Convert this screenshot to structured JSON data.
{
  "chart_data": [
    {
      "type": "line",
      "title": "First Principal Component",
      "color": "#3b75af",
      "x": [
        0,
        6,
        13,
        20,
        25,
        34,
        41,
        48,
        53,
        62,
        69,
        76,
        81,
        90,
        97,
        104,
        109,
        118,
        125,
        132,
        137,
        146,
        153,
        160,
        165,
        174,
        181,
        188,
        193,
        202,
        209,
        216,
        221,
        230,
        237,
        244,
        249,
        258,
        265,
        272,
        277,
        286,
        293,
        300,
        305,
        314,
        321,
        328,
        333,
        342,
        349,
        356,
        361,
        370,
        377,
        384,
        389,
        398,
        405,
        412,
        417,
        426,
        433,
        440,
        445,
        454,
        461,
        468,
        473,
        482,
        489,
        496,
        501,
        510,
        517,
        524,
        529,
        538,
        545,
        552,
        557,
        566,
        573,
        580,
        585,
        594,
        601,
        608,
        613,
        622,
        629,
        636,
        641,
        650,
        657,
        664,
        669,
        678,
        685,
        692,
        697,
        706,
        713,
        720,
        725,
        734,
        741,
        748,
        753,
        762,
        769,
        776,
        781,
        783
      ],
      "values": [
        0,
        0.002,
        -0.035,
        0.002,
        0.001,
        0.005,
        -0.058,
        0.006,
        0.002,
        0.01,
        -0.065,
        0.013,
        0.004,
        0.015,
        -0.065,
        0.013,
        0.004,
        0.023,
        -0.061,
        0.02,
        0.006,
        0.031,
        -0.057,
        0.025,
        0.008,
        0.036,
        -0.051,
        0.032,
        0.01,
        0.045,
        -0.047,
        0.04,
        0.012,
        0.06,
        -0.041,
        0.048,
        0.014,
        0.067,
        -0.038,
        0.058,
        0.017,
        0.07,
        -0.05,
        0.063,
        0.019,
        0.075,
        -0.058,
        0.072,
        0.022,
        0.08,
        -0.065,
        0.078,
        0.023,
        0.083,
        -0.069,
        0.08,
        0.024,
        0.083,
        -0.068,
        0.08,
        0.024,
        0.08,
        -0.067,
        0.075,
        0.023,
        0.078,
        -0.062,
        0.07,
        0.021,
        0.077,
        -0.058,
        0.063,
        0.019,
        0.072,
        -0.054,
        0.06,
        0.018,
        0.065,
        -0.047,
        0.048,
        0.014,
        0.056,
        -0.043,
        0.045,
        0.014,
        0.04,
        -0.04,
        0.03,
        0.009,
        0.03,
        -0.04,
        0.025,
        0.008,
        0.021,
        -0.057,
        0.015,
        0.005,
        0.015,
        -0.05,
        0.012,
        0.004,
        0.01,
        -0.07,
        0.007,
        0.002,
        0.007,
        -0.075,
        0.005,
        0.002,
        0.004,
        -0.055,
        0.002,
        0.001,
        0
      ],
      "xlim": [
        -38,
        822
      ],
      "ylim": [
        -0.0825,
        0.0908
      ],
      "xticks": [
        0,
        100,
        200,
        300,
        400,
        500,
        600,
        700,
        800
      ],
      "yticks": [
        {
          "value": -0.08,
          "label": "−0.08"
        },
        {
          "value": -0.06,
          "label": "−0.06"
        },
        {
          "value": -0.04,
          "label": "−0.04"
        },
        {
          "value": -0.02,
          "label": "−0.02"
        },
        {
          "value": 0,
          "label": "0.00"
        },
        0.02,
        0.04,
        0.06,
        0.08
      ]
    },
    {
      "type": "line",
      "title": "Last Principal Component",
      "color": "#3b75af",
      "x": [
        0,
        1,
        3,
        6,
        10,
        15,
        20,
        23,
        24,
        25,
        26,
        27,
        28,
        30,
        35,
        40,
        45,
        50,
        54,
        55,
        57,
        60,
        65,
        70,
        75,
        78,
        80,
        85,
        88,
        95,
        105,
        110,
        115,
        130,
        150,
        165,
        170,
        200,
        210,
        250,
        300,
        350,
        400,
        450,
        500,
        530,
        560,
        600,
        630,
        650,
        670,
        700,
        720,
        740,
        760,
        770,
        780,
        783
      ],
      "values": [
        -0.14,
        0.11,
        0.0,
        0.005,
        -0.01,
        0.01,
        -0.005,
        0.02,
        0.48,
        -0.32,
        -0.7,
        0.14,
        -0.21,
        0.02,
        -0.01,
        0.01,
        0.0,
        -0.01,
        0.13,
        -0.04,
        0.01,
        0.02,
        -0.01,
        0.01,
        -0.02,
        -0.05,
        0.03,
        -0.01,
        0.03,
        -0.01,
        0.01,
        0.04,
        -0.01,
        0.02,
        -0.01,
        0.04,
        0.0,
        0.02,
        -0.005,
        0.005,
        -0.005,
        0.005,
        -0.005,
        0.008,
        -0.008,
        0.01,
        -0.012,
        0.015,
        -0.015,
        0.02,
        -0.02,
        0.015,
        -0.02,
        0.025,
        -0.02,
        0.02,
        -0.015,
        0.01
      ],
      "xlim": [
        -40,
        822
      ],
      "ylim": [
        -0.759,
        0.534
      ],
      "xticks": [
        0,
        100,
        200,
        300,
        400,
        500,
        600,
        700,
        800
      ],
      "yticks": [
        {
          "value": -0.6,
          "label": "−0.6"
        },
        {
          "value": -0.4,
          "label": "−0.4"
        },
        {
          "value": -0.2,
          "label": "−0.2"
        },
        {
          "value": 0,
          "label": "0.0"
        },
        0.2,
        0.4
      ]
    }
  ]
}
...
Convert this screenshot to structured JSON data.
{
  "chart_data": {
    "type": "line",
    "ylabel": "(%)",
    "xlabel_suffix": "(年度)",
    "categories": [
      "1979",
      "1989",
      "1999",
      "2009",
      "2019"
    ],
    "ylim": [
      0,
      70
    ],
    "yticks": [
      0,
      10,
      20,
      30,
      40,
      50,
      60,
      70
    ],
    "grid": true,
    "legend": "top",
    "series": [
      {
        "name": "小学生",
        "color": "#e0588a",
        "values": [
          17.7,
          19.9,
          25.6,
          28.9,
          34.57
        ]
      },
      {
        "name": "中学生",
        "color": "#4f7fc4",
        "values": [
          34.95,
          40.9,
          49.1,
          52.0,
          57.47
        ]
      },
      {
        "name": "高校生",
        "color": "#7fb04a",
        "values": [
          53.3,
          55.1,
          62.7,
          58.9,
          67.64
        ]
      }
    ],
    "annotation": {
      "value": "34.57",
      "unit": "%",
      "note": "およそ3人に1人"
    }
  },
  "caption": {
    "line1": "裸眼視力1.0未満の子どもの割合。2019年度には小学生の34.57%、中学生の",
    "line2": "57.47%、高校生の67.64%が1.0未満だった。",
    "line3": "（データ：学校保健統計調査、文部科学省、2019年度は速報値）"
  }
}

▶ [What you should do]: Report how many lines of the entries hold the word "Component". Nothing else is needed.

▶ [Answer in full]: 2